STATED TASK: Word for word, set down the records and skip each picture.

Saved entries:
[start]
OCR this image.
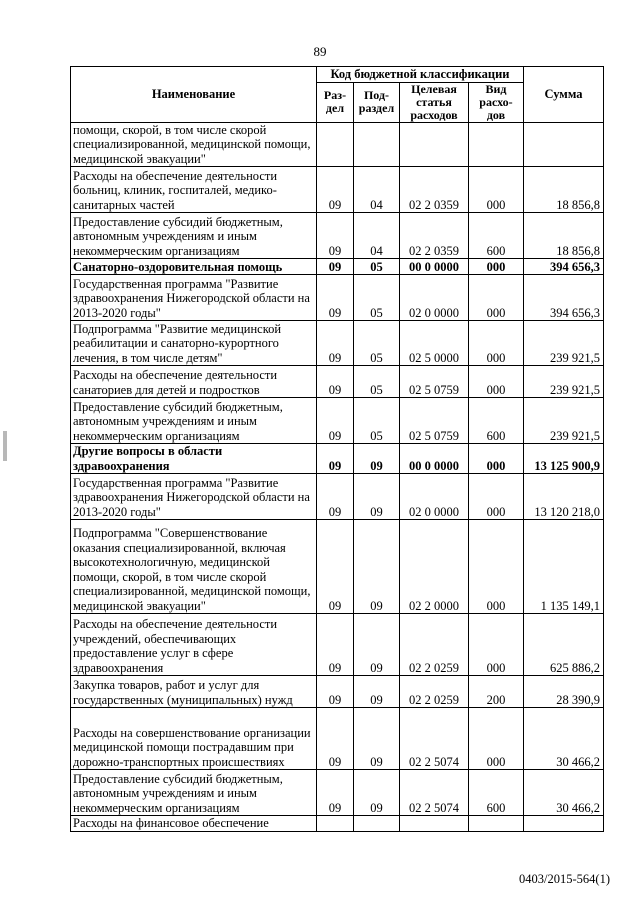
89
Наименование	Код бюджетной классификации				Сумма
	Раз-дел	Под-раздел	Целевая статья расходов	Вид расхо-дов	
помощи, скорой, в том числе скорой специализированной, медицинской помощи, медицинской эвакуации"					
Расходы на обеспечение деятельности больниц, клиник, госпиталей, медико-санитарных частей	09	04	02 2 0359	000	18 856,8
Предоставление субсидий бюджетным, автономным учреждениям и иным некоммерческим организациям	09	04	02 2 0359	600	18 856,8
Санаторно-оздоровительная помощь	09	05	00 0 0000	000	394 656,3
Государственная программа "Развитие здравоохранения Нижегородской области на 2013-2020 годы"	09	05	02 0 0000	000	394 656,3
Подпрограмма "Развитие медицинской реабилитации и санаторно-курортного лечения, в том числе детям"	09	05	02 5 0000	000	239 921,5
Расходы на обеспечение деятельности санаториев для детей и подростков	09	05	02 5 0759	000	239 921,5
Предоставление субсидий бюджетным, автономным учреждениям и иным некоммерческим организациям	09	05	02 5 0759	600	239 921,5
Другие вопросы в области здравоохранения	09	09	00 0 0000	000	13 125 900,9
Государственная программа "Развитие здравоохранения Нижегородской области на 2013-2020 годы"	09	09	02 0 0000	000	13 120 218,0
Подпрограмма "Совершенствование оказания специализированной, включая высокотехнологичную, медицинской помощи, скорой, в том числе скорой специализированной, медицинской помощи, медицинской эвакуации"	09	09	02 2 0000	000	1 135 149,1
Расходы на обеспечение деятельности учреждений, обеспечивающих предоставление услуг в сфере здравоохранения	09	09	02 2 0259	000	625 886,2
Закупка товаров, работ и услуг для государственных (муниципальных) нужд	09	09	02 2 0259	200	28 390,9
Расходы на совершенствование организации медицинской помощи пострадавшим при дорожно-транспортных происшествиях	09	09	02 2 5074	000	30 466,2
Предоставление субсидий бюджетным, автономным учреждениям и иным некоммерческим организациям	09	09	02 2 5074	600	30 466,2
Расходы на финансовое обеспечение					
0403/2015-564(1)
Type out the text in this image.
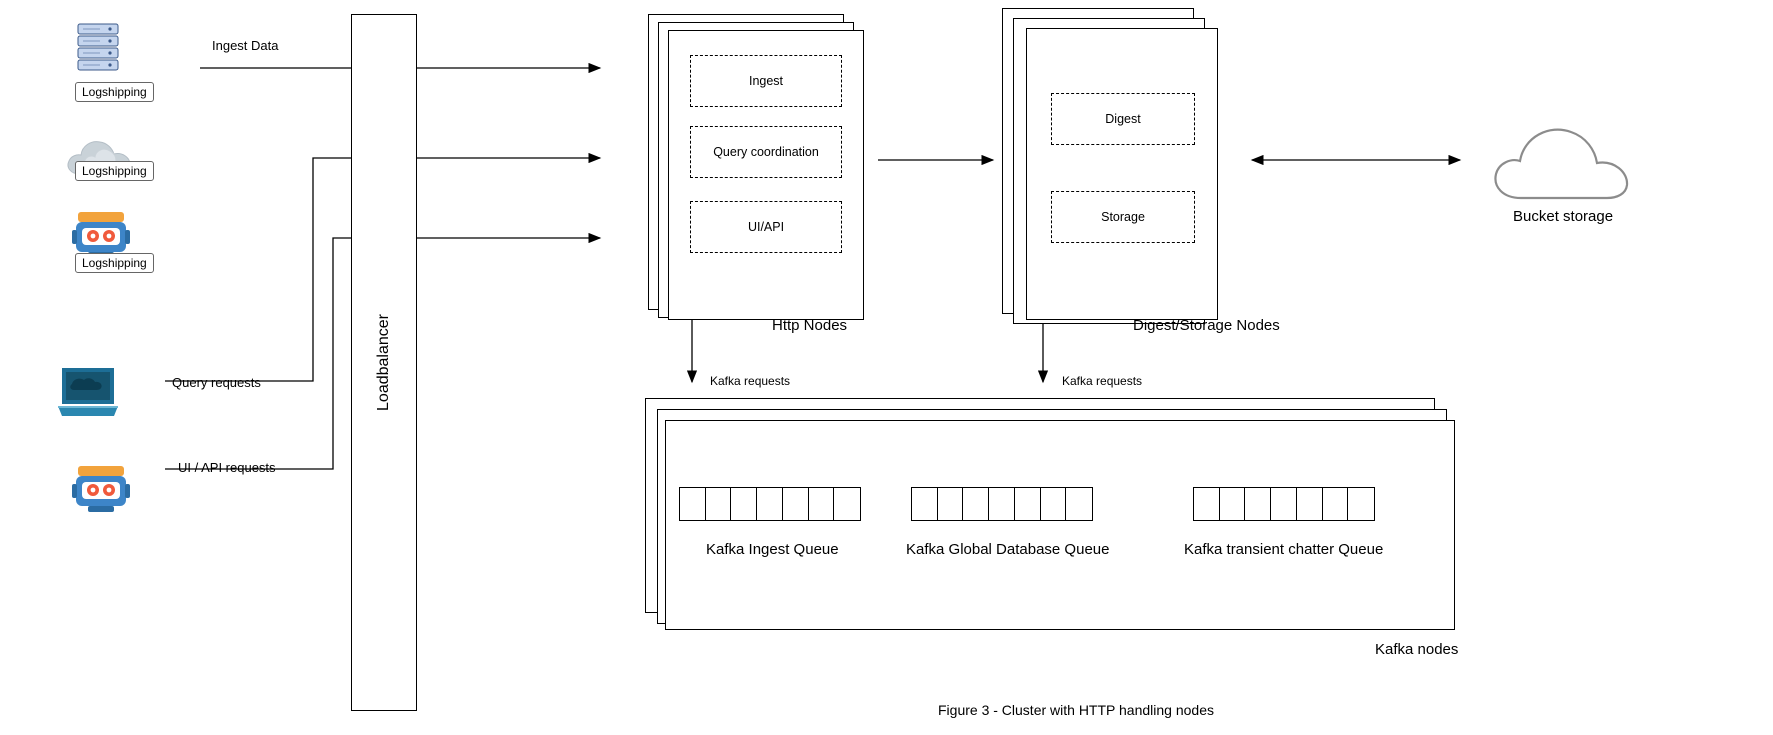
Logshipping
Logshipping
Logshipping
Query requests
UI / API requests
Ingest Data
Loadbalancer
Ingest
Query coordination
UI/API
Http Nodes
Digest
Storage
Digest/Storage Nodes
Bucket storage
Kafka requests	Kafka requests
Kafka Ingest Queue	Kafka Global Database Queue	Kafka transient chatter Queue
Kafka nodes
Figure 3 - Cluster with HTTP handling nodes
[end]
WRITTEN REPLY:
OCR this image.
89
Наименование	Код бюджетной классификации				Сумма
	Раз-дел	Под-раздел	Целевая статья расходов	Вид расхо-дов	
помощи, скорой, в том числе скорой специализированной, медицинской помощи, медицинской эвакуации"					
Расходы на обеспечение деятельности больниц, клиник, госпиталей, медико-санитарных частей	09	04	02 2 0359	000	18 856,8
Предоставление субсидий бюджетным, автономным учреждениям и иным некоммерческим организациям	09	04	02 2 0359	600	18 856,8
Санаторно-оздоровительная помощь	09	05	00 0 0000	000	394 656,3
Государственная программа "Развитие здравоохранения Нижегородской области на 2013-2020 годы"	09	05	02 0 0000	000	394 656,3
Подпрограмма "Развитие медицинской реабилитации и санаторно-курортного лечения, в том числе детям"	09	05	02 5 0000	000	239 921,5
Расходы на обеспечение деятельности санаториев для детей и подростков	09	05	02 5 0759	000	239 921,5
Предоставление субсидий бюджетным, автономным учреждениям и иным некоммерческим организациям	09	05	02 5 0759	600	239 921,5
Другие вопросы в области здравоохранения	09	09	00 0 0000	000	13 125 900,9
Государственная программа "Развитие здравоохранения Нижегородской области на 2013-2020 годы"	09	09	02 0 0000	000	13 120 218,0
Подпрограмма "Совершенствование оказания специализированной, включая высокотехнологичную, медицинской помощи, скорой, в том числе скорой специализированной, медицинской помощи, медицинской эвакуации"	09	09	02 2 0000	000	1 135 149,1
Расходы на обеспечение деятельности учреждений, обеспечивающих предоставление услуг в сфере здравоохранения	09	09	02 2 0259	000	625 886,2
Закупка товаров, работ и услуг для государственных (муниципальных) нужд	09	09	02 2 0259	200	28 390,9
Расходы на совершенствование организации медицинской помощи пострадавшим при дорожно-транспортных происшествиях	09	09	02 2 5074	000	30 466,2
Предоставление субсидий бюджетным, автономным учреждениям и иным некоммерческим организациям	09	09	02 2 5074	600	30 466,2
Расходы на финансовое обеспечение					
0403/2015-564(1)
Type out the text in this image.
Logshipping
Logshipping
Logshipping
Query requests
UI / API requests
Ingest Data
Loadbalancer
Ingest
Query coordination
UI/API
Http Nodes
Digest
Storage
Digest/Storage Nodes
Bucket storage
Kafka requests	Kafka requests
Kafka Ingest Queue	Kafka Global Database Queue	Kafka transient chatter Queue
Kafka nodes
Figure 3 - Cluster with HTTP handling nodes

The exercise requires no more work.